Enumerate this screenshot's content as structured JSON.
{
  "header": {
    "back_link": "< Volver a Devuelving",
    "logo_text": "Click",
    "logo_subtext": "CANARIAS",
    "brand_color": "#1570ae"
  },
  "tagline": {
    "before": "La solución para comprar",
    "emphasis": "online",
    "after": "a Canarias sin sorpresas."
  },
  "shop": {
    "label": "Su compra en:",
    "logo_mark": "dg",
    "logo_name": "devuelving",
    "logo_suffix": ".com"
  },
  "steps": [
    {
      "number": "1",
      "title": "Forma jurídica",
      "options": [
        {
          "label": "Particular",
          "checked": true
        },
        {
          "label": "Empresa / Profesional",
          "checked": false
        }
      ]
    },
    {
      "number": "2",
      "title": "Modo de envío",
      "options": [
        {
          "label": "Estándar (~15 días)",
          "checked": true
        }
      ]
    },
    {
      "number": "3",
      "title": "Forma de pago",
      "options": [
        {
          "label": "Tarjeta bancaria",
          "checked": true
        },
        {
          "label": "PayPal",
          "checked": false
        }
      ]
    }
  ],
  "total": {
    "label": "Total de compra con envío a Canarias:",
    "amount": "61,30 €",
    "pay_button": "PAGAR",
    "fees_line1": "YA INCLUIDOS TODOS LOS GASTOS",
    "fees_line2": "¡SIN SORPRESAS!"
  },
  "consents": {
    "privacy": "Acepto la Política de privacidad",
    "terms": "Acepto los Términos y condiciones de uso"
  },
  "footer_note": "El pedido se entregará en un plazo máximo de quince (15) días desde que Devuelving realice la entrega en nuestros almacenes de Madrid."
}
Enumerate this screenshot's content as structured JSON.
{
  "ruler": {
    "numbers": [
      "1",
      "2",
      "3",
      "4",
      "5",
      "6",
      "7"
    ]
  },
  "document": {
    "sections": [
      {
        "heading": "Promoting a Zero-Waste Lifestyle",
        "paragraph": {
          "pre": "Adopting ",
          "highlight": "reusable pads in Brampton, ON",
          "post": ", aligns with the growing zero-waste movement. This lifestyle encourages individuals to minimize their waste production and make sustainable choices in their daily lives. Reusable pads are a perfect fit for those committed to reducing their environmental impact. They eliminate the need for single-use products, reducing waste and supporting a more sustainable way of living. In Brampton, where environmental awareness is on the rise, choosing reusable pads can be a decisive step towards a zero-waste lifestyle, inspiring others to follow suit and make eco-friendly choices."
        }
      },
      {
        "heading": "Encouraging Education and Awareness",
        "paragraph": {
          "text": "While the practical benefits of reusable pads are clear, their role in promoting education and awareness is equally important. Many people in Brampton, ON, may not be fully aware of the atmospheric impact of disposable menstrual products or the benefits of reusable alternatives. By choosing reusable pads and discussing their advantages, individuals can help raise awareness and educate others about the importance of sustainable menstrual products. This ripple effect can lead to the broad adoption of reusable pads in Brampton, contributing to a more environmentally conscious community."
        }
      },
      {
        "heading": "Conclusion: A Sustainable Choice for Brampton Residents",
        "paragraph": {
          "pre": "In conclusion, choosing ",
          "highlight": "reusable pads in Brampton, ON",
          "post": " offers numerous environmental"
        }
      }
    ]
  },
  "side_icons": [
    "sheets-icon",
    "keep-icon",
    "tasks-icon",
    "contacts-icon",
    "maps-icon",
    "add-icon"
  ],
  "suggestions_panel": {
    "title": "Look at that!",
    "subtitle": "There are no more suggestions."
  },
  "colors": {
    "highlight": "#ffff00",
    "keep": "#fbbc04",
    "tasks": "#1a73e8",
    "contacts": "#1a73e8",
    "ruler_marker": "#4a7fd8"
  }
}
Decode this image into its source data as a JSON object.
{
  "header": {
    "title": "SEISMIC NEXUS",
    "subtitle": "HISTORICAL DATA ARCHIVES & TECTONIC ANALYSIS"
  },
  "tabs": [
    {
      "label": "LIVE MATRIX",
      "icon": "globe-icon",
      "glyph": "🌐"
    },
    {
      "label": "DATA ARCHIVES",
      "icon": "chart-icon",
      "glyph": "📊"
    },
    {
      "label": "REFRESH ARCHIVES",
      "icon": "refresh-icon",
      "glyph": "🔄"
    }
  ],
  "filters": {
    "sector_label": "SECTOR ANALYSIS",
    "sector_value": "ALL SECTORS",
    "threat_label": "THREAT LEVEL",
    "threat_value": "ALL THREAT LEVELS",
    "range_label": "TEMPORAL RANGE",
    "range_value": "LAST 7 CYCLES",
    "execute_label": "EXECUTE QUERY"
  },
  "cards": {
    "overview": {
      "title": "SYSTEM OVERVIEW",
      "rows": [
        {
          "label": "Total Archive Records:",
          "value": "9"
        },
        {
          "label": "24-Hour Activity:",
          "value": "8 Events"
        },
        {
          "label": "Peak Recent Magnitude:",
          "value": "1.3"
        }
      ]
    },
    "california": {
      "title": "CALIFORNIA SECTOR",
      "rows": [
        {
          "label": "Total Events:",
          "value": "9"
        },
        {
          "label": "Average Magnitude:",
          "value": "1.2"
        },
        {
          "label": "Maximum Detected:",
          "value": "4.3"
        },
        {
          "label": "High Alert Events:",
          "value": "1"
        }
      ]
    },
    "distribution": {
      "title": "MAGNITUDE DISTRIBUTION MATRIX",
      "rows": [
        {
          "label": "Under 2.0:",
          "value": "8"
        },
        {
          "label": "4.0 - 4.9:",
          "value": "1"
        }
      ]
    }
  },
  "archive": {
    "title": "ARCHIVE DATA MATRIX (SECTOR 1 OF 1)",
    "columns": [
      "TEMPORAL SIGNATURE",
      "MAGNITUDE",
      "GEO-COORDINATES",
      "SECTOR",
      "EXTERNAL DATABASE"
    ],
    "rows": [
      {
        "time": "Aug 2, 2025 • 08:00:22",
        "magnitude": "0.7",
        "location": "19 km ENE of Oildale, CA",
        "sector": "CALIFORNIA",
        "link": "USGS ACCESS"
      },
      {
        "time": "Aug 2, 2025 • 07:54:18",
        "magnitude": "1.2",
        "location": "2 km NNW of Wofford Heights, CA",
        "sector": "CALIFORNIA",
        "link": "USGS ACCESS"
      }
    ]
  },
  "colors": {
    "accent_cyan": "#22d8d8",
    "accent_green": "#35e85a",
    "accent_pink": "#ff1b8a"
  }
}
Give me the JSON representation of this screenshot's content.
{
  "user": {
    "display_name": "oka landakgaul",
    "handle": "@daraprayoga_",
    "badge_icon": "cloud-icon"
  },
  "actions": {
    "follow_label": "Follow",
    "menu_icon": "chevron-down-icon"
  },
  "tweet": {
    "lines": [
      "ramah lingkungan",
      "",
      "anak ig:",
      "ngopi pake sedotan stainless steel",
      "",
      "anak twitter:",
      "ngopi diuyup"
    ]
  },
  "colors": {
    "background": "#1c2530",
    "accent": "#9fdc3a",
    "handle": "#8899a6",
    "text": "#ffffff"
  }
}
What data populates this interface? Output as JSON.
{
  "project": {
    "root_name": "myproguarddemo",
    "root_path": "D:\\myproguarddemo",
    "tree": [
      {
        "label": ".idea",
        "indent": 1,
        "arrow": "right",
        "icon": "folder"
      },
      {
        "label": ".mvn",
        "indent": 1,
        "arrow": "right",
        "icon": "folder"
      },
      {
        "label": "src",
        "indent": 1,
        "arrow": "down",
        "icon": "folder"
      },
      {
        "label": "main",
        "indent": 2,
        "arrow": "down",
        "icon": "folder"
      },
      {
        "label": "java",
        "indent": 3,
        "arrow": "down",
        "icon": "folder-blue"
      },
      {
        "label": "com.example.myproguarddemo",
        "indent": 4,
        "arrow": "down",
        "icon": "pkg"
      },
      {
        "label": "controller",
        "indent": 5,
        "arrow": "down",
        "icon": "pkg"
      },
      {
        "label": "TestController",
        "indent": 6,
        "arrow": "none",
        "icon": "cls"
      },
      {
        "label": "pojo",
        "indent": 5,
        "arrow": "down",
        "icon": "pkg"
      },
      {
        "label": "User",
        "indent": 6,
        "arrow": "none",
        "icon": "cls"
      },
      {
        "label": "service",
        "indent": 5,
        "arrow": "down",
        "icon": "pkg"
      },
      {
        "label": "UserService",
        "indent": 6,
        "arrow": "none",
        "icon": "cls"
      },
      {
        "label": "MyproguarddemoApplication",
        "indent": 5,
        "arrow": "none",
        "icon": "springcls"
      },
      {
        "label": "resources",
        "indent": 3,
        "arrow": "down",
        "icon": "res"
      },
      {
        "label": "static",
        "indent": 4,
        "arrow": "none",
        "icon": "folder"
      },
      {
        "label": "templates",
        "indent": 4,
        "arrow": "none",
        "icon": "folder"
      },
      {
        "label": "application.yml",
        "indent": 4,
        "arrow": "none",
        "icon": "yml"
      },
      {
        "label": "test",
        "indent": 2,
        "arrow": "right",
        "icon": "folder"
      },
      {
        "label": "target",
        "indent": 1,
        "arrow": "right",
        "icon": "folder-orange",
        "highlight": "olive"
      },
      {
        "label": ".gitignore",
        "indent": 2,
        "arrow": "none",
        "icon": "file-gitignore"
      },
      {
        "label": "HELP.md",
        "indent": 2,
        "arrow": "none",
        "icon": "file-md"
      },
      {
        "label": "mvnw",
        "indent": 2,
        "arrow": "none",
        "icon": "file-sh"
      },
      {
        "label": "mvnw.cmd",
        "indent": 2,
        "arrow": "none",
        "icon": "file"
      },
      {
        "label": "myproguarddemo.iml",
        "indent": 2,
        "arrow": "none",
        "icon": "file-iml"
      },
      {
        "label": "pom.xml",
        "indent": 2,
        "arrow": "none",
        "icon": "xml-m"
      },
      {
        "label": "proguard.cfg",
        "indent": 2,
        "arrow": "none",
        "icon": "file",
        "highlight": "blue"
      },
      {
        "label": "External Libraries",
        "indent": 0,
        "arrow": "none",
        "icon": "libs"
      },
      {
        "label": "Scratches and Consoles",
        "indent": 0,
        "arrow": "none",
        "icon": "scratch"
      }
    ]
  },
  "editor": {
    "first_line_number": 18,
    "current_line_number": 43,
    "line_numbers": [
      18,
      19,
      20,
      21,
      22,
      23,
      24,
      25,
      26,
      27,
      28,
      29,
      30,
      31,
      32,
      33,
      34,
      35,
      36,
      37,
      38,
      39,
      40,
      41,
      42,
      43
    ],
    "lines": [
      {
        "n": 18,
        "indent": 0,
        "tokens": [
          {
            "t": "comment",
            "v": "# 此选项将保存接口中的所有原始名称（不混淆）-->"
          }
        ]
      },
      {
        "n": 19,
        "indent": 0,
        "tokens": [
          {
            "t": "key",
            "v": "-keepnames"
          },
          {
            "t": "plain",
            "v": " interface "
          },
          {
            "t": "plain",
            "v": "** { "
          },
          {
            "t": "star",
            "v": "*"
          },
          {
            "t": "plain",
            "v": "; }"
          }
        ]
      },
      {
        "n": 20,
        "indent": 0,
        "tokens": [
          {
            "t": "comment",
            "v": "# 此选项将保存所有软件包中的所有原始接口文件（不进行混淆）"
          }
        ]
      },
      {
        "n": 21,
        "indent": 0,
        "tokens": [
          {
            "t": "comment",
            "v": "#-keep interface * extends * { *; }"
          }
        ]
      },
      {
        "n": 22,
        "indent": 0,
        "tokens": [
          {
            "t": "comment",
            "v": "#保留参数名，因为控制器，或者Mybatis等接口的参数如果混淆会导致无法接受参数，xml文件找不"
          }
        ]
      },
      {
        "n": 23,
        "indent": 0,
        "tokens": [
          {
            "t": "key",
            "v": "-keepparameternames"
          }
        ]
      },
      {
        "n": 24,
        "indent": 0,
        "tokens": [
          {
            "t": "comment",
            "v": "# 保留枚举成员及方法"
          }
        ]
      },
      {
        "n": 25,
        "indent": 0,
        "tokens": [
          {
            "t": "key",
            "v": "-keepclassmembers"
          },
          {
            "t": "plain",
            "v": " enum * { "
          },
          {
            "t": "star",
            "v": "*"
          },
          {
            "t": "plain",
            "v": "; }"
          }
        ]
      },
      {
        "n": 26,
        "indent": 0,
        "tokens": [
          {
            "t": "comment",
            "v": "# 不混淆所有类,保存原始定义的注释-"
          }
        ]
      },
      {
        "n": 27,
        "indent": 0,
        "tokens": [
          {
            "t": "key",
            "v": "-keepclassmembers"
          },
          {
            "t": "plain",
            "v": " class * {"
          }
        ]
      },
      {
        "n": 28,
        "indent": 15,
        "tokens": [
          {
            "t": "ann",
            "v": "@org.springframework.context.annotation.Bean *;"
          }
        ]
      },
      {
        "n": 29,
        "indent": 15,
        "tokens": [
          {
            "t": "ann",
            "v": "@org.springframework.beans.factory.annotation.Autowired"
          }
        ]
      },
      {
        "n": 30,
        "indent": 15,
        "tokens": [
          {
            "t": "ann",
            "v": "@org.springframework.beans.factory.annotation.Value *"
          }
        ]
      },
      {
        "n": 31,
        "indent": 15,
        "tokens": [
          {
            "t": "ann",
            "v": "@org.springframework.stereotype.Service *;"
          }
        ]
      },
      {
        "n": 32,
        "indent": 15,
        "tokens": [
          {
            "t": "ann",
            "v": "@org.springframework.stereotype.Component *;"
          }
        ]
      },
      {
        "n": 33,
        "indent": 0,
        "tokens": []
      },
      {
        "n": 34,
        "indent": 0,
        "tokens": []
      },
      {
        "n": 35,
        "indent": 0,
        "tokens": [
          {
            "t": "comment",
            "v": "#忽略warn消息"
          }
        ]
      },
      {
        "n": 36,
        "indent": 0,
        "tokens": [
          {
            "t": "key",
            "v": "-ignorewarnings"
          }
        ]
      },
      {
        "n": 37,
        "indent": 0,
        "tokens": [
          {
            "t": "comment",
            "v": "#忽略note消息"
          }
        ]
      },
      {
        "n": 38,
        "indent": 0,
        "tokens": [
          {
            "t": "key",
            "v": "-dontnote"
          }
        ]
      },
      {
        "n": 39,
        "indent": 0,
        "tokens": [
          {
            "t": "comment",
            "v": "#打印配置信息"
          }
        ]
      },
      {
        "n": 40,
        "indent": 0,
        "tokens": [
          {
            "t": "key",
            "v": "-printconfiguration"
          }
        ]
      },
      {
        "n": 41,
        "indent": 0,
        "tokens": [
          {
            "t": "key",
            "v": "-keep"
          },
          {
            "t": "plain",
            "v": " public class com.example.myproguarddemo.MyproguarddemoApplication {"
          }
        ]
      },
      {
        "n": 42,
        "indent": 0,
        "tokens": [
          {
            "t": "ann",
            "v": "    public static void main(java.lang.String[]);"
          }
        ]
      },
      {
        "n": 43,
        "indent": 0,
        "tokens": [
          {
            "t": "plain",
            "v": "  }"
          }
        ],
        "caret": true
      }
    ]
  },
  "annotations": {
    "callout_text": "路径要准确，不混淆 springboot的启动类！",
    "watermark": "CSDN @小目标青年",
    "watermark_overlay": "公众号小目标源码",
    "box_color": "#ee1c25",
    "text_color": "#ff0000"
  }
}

:: The problem ::
All lines above containing the string "TEMPORAL" are to be collected.

:: Expected output ::
    "range_label": "TEMPORAL RANGE",
      "TEMPORAL SIGNATURE",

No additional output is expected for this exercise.